= Direction =
Please copy the lines below word for word.

-- Start of Material for the task --

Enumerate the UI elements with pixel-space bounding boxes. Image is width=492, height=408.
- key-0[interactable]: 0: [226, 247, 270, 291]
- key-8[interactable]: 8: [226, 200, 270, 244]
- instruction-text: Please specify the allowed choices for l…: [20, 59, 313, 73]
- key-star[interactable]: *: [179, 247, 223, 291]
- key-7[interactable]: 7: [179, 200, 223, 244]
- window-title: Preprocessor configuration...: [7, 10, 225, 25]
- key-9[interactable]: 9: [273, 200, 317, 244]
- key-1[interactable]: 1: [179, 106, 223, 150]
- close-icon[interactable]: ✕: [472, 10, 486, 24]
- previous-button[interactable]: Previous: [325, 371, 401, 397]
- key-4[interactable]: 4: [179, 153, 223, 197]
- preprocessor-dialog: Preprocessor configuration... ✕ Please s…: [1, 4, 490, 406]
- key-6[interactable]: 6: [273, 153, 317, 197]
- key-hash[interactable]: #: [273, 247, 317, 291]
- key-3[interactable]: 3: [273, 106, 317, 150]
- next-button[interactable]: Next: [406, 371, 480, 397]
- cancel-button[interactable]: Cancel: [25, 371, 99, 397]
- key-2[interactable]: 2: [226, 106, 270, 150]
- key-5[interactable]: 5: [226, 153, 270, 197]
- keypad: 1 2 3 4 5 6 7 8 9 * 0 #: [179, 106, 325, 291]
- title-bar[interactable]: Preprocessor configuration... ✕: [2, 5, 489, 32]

-- End of Material for the task --

= Reply =
Enumerate the UI elements with pixel-space bounding boxes. Image is width=492, height=408.
- key-0[interactable]: 0: [226, 247, 270, 291]
- key-8[interactable]: 8: [226, 200, 270, 244]
- instruction-text: Please specify the allowed choices for l…: [20, 59, 313, 73]
- key-star[interactable]: *: [179, 247, 223, 291]
- key-7[interactable]: 7: [179, 200, 223, 244]
- window-title: Preprocessor configuration...: [7, 10, 225, 25]
- key-9[interactable]: 9: [273, 200, 317, 244]
- key-1[interactable]: 1: [179, 106, 223, 150]
- close-icon[interactable]: ✕: [472, 10, 486, 24]
- previous-button[interactable]: Previous: [325, 371, 401, 397]
- key-4[interactable]: 4: [179, 153, 223, 197]
- preprocessor-dialog: Preprocessor configuration... ✕ Please s…: [1, 4, 490, 406]
- key-6[interactable]: 6: [273, 153, 317, 197]
- key-hash[interactable]: #: [273, 247, 317, 291]
- key-3[interactable]: 3: [273, 106, 317, 150]
- next-button[interactable]: Next: [406, 371, 480, 397]
- cancel-button[interactable]: Cancel: [25, 371, 99, 397]
- key-2[interactable]: 2: [226, 106, 270, 150]
- key-5[interactable]: 5: [226, 153, 270, 197]
- keypad: 1 2 3 4 5 6 7 8 9 * 0 #: [179, 106, 325, 291]
- title-bar[interactable]: Preprocessor configuration... ✕: [2, 5, 489, 32]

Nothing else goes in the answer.